— Records to use —
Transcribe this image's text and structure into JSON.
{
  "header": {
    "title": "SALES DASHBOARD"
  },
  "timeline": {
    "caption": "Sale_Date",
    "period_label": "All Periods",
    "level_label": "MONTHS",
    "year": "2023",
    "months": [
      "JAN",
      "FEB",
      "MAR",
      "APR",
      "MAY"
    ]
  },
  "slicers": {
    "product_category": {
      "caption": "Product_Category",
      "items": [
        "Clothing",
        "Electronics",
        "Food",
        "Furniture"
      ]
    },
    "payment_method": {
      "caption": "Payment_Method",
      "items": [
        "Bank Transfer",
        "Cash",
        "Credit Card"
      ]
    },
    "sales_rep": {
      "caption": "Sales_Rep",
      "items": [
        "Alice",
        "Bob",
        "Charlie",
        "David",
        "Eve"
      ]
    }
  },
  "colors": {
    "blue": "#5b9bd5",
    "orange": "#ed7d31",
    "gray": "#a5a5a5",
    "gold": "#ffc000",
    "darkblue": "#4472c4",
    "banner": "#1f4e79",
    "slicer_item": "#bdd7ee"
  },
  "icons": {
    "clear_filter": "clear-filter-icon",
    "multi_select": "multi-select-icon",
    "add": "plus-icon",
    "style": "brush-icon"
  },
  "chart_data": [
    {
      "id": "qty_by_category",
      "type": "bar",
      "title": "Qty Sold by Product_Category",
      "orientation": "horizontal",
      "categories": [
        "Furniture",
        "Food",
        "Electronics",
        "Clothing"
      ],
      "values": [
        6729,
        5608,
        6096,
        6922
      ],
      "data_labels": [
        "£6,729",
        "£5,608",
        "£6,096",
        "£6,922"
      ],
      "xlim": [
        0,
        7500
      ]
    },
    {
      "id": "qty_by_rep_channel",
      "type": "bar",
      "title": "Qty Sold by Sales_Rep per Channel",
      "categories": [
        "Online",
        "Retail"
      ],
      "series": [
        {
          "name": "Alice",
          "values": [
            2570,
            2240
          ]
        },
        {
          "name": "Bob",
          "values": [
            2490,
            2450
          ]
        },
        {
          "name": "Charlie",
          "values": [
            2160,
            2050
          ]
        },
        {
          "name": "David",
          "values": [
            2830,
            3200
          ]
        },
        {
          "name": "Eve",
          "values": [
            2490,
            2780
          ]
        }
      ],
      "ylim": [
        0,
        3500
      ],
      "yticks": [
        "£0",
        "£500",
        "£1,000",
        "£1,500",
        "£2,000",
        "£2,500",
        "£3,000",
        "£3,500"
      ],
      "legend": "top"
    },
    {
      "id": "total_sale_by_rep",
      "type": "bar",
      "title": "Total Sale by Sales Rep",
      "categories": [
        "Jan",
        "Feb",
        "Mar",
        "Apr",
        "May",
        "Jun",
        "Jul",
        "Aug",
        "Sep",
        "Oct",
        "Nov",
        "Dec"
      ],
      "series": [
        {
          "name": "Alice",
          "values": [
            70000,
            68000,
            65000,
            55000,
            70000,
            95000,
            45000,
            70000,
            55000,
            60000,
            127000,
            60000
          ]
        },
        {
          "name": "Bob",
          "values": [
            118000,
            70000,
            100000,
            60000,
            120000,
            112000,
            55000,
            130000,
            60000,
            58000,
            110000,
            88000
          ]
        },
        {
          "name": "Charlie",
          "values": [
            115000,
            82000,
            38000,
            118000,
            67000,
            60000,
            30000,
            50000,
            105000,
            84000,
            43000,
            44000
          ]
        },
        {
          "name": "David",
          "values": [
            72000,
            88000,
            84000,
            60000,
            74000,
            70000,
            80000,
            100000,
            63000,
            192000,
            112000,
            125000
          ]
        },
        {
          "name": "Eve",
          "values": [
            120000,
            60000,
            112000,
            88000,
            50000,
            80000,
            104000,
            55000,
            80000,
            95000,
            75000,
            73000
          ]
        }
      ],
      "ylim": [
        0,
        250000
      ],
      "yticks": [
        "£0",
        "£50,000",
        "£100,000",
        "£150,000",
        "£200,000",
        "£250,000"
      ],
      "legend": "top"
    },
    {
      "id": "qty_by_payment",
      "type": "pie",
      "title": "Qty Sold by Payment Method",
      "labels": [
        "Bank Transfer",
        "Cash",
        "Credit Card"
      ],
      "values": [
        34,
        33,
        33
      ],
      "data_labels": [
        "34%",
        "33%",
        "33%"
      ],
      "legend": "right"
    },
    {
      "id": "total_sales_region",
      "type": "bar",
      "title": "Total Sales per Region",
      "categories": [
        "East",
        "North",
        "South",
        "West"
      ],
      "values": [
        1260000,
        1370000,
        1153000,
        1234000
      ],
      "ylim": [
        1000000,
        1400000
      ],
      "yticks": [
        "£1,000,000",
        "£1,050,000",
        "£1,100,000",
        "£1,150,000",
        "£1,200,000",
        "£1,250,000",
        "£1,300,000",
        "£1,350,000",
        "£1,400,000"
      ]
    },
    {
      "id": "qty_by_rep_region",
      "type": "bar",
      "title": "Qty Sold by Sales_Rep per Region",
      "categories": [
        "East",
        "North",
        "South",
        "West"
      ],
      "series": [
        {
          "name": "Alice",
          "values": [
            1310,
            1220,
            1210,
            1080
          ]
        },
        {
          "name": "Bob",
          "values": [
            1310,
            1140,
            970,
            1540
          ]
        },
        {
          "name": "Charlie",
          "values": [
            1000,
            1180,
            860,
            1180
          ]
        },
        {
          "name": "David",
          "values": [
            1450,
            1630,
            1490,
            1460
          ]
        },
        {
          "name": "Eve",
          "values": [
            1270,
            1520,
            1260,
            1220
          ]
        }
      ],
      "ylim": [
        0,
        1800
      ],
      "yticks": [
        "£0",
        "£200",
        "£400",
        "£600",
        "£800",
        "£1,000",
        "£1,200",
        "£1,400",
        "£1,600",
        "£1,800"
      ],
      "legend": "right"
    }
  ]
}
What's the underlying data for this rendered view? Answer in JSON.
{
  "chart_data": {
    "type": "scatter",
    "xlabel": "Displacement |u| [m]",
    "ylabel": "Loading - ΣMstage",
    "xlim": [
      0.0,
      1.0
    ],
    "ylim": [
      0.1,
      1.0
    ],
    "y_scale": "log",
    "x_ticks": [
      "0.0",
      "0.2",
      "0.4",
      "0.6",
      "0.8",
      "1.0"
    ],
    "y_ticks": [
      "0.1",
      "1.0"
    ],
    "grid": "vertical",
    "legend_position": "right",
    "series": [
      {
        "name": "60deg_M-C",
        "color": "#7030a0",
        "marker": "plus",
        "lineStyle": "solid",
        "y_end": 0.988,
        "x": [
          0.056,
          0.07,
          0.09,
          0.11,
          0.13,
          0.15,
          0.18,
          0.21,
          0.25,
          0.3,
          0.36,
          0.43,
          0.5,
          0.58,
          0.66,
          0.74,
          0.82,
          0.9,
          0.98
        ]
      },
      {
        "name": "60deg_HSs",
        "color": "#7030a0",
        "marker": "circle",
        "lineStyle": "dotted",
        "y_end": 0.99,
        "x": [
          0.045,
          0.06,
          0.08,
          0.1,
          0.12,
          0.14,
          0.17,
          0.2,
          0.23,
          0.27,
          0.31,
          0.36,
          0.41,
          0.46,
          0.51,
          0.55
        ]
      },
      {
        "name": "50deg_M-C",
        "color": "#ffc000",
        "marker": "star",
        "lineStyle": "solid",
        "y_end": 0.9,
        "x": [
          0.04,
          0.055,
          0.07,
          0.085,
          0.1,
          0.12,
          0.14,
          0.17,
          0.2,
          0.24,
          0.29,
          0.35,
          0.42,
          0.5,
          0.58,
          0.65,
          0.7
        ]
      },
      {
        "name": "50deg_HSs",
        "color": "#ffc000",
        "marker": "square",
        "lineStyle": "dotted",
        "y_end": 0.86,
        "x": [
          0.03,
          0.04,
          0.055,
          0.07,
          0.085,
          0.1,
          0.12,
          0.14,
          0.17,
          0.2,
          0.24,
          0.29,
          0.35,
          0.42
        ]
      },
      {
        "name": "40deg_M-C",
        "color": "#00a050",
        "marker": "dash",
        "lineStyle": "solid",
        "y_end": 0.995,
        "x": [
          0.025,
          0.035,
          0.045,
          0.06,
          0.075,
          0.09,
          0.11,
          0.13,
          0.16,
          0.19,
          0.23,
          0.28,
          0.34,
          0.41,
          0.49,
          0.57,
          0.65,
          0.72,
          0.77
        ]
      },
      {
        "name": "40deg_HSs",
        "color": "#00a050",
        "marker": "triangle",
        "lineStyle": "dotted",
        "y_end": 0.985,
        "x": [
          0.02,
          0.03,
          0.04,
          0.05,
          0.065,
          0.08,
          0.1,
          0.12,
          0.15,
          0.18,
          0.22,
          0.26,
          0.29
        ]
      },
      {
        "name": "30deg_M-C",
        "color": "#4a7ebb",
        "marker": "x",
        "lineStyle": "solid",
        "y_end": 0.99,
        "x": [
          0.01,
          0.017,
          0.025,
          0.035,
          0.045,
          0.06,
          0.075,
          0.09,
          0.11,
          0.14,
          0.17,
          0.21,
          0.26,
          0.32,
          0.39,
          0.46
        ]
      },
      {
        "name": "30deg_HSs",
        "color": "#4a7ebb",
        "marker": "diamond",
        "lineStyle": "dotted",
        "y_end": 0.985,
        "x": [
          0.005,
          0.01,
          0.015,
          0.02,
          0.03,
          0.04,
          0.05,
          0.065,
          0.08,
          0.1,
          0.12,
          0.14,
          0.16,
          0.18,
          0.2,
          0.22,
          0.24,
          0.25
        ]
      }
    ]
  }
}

— Task instructions —
From the entries above, extract every line where the word "JSON" appears.

— Answer to the exercise —
Transcribe this image's text and structure into JSON.
What's the underlying data for this rendered view? Answer in JSON.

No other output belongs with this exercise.